[Collected data]
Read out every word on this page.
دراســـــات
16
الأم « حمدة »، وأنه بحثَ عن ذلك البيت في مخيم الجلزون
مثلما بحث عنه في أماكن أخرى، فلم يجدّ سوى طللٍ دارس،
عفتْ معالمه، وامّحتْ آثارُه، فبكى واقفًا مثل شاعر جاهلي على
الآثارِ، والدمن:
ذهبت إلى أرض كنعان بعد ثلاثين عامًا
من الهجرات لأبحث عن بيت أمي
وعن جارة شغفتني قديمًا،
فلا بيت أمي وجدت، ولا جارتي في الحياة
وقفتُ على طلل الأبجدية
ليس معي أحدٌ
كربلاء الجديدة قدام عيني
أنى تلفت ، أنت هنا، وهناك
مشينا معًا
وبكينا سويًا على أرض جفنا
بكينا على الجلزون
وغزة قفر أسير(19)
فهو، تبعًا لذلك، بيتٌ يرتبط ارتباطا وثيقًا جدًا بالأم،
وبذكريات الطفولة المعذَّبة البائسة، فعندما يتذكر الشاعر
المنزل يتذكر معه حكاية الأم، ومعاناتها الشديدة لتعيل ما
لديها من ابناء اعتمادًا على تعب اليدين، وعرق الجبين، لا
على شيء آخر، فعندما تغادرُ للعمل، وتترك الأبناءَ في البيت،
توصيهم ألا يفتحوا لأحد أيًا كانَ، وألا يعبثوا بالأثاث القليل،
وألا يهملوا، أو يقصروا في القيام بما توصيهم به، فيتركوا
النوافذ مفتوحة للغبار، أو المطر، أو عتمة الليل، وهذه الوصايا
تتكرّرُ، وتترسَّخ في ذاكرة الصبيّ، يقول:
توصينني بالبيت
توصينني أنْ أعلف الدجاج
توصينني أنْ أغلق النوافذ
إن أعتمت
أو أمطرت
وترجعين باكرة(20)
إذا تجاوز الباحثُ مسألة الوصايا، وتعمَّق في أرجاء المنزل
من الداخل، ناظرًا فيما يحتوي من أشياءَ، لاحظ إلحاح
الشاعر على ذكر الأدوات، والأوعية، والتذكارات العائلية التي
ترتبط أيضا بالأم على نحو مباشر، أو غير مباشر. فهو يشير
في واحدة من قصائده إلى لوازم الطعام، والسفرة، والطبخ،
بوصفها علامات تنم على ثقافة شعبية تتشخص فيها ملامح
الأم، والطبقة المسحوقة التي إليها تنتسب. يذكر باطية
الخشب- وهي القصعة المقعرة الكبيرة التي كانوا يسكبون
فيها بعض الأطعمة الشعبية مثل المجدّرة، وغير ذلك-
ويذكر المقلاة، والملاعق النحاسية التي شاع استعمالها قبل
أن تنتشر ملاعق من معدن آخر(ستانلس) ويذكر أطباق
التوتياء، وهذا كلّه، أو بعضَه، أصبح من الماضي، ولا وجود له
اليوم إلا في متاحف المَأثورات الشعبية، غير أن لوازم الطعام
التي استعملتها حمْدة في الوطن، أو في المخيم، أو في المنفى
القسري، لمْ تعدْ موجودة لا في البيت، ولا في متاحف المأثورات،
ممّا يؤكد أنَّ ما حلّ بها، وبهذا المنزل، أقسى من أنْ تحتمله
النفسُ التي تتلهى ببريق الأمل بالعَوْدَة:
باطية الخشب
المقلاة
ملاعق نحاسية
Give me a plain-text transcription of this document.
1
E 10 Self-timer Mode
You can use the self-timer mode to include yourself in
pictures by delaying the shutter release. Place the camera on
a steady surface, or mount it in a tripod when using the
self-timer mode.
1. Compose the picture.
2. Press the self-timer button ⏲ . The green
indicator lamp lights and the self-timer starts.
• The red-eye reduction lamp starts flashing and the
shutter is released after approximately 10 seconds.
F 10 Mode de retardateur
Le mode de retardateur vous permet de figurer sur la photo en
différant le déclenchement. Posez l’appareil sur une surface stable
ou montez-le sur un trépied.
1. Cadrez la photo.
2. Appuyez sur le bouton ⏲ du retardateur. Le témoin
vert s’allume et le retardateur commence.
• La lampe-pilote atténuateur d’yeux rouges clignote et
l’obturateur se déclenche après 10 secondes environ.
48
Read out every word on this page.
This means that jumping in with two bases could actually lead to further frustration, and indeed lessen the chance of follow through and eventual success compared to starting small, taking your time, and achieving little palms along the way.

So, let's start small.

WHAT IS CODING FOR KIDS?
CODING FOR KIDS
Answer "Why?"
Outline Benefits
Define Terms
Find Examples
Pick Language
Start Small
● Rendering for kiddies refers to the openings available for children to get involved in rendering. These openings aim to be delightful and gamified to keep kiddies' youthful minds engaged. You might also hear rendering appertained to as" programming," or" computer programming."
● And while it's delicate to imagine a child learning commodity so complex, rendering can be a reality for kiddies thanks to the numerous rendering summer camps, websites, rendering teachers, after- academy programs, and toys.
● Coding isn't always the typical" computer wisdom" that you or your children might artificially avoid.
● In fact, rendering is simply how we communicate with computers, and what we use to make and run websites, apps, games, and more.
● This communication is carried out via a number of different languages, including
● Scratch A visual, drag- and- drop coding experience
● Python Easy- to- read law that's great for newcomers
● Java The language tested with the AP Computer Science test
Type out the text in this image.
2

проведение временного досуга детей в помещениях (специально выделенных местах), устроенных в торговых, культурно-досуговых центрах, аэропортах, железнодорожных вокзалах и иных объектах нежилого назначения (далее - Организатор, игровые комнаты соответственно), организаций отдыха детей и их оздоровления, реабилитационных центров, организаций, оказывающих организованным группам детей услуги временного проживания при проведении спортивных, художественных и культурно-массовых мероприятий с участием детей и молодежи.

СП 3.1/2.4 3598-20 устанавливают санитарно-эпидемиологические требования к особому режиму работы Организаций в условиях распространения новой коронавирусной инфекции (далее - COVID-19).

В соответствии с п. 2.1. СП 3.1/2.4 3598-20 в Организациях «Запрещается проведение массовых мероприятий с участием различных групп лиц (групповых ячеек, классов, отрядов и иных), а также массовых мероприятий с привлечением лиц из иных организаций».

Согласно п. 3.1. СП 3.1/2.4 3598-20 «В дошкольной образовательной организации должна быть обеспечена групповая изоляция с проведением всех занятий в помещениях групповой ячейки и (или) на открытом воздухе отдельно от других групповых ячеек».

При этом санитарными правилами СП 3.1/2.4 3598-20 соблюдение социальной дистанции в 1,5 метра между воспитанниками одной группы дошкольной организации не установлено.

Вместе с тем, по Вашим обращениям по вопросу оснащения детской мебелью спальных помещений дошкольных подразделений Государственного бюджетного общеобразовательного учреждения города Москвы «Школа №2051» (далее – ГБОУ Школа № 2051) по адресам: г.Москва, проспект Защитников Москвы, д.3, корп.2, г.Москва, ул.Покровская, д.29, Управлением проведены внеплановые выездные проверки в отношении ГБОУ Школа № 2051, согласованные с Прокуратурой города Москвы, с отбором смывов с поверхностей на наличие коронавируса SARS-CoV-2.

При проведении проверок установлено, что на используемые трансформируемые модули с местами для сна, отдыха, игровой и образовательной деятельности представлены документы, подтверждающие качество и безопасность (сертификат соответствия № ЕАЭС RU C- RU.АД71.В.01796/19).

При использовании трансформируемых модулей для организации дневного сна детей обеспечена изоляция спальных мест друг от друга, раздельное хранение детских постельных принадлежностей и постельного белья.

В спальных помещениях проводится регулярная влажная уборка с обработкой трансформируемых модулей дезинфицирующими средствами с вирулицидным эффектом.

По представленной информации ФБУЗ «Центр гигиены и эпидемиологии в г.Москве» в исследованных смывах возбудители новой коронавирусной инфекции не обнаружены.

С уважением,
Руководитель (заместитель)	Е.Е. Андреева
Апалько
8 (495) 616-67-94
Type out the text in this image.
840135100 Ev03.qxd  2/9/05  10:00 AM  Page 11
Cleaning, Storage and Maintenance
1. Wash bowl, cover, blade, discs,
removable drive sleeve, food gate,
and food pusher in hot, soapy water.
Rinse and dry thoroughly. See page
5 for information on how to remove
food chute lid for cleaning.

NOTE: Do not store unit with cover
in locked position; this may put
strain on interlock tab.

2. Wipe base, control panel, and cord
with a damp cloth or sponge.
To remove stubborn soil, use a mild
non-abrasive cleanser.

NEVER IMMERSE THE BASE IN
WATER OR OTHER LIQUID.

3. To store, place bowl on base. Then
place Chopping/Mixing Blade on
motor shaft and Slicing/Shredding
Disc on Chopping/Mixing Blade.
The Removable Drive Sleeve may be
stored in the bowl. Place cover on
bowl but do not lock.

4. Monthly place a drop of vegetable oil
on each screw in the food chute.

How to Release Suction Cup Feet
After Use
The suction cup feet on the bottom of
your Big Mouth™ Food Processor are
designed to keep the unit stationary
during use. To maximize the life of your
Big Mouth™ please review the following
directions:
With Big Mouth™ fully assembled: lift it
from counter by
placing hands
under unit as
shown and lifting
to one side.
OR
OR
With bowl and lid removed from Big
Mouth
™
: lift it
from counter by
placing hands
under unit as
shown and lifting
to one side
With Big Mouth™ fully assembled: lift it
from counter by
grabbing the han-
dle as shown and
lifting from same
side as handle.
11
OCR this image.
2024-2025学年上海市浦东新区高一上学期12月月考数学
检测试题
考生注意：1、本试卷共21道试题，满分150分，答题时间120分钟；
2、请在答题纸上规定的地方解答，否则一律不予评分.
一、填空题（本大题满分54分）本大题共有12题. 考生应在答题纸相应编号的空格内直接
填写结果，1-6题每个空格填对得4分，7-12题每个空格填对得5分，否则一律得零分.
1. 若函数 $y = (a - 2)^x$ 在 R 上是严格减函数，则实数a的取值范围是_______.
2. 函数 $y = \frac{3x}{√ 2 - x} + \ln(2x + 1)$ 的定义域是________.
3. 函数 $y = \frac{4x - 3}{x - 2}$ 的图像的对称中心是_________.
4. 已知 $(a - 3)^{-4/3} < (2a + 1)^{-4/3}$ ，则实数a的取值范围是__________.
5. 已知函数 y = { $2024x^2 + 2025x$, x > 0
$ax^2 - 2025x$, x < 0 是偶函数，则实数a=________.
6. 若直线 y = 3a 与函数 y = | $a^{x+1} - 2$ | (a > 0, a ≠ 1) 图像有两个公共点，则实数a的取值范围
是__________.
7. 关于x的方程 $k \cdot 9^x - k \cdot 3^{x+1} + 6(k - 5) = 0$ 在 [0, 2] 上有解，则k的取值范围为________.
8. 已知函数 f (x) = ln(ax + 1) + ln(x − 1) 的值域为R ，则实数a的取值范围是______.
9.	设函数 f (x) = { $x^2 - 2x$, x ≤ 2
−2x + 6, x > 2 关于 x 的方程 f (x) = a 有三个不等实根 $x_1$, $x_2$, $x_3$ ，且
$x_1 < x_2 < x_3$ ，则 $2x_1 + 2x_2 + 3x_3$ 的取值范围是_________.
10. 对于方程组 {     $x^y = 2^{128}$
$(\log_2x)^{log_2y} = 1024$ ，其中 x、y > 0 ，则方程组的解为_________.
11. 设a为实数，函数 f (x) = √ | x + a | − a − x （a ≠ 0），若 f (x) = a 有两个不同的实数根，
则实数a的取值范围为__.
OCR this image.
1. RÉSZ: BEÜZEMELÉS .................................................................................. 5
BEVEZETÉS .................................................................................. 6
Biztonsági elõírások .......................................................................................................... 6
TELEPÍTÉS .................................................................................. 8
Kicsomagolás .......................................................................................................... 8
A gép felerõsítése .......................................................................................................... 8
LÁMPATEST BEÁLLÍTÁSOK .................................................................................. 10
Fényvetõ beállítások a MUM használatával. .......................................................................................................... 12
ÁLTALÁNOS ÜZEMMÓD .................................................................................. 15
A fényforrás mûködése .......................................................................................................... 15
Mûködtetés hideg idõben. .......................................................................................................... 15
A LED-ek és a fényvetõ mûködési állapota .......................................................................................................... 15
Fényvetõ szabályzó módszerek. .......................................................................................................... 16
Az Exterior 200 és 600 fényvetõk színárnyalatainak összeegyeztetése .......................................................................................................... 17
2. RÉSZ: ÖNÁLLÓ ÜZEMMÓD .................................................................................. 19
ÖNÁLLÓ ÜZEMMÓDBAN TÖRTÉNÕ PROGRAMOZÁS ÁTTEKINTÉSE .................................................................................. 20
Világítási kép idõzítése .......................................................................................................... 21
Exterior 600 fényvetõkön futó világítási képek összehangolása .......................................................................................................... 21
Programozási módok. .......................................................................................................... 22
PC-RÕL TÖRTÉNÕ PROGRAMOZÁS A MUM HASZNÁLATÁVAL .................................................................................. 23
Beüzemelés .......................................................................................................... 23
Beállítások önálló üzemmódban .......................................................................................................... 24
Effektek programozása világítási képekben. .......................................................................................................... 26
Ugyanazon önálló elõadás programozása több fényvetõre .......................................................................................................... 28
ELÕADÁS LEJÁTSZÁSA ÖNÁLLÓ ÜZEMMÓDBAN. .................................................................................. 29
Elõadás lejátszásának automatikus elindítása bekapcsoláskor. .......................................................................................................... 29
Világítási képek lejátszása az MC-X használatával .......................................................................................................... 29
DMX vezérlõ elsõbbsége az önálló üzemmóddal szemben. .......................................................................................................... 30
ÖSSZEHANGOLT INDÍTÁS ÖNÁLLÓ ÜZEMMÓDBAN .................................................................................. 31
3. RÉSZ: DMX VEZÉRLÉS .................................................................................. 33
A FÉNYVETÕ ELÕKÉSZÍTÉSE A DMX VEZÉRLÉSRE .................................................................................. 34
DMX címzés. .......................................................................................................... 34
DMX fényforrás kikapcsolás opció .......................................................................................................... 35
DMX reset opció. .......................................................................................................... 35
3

Task description :: Look for the word "children" and return every line where it occurs.

Written solution ::
● Rendering for kiddies refers to the openings available for children to get involved in rendering. These openings aim to be delightful and gamified to keep kiddies' youthful minds engaged. You might also hear rendering appertained to as" programming," or" computer programming."
● Coding isn't always the typical" computer wisdom" that you or your children might artificially avoid.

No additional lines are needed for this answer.